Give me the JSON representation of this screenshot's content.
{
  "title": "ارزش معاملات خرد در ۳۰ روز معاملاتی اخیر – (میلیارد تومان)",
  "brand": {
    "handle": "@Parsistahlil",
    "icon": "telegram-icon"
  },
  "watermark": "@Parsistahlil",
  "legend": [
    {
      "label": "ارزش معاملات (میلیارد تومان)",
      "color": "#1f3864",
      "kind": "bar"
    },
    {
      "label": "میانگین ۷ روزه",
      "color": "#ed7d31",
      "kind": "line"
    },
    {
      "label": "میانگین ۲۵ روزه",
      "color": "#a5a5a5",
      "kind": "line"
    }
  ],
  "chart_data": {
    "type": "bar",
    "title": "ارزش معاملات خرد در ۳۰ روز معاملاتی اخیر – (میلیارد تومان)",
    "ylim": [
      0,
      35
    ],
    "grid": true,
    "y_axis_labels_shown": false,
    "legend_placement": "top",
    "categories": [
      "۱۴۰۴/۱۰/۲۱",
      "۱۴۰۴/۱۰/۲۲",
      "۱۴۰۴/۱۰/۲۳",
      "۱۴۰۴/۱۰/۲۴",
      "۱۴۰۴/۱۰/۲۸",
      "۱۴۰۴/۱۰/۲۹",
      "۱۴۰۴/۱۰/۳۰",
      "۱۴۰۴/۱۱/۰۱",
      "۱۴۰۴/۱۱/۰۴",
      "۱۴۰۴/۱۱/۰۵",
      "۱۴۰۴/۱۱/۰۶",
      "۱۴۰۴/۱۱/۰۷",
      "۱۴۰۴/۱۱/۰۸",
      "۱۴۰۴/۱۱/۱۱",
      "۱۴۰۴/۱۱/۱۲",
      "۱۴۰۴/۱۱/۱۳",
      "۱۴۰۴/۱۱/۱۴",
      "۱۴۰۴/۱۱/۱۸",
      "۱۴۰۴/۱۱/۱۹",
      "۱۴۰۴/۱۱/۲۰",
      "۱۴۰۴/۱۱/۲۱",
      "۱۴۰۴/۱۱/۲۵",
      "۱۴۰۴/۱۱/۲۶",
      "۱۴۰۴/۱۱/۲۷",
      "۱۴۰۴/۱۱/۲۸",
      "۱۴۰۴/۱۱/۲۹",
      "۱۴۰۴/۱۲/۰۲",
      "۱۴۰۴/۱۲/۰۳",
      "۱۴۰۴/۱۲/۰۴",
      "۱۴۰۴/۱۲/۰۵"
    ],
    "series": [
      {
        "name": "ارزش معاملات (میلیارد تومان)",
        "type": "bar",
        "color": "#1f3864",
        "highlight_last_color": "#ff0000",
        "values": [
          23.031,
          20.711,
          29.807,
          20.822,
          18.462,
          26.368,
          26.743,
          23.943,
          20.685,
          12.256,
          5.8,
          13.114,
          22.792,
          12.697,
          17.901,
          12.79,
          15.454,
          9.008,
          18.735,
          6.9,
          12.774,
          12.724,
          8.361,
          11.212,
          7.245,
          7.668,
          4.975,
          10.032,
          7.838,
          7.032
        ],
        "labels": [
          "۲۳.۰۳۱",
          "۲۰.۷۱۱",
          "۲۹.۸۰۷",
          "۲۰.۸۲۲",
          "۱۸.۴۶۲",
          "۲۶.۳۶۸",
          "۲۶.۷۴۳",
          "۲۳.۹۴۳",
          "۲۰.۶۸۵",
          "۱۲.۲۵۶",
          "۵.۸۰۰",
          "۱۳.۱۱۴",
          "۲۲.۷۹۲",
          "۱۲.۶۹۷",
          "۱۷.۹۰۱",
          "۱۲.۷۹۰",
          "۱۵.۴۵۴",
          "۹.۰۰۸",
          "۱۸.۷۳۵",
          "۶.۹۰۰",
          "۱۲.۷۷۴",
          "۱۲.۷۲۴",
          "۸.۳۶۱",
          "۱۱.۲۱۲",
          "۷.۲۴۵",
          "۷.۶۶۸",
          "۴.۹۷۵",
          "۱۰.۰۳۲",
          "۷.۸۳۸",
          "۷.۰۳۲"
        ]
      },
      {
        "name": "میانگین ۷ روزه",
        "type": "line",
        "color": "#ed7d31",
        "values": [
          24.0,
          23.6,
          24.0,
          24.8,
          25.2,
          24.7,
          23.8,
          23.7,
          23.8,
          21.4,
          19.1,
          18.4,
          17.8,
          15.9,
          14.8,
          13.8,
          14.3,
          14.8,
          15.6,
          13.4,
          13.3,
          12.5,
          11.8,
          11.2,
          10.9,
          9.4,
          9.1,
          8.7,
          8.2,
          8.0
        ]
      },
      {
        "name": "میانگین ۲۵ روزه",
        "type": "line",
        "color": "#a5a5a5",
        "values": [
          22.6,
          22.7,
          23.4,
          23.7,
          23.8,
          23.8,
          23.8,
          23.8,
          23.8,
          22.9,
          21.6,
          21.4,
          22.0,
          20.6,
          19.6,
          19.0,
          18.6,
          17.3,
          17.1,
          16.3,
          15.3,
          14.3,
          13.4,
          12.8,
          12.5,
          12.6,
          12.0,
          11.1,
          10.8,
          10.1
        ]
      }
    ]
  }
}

◆ **Given exercise**
Extract every line containing the string "ارزش" from the data above.

◆ **Expected output**
  "title": "ارزش معاملات خرد در ۳۰ روز معاملاتی اخیر – (میلیارد تومان)",
      "label": "ارزش معاملات (میلیارد تومان)",
    "title": "ارزش معاملات خرد در ۳۰ روز معاملاتی اخیر – (میلیارد تومان)",
        "name": "ارزش معاملات (میلیارد تومان)",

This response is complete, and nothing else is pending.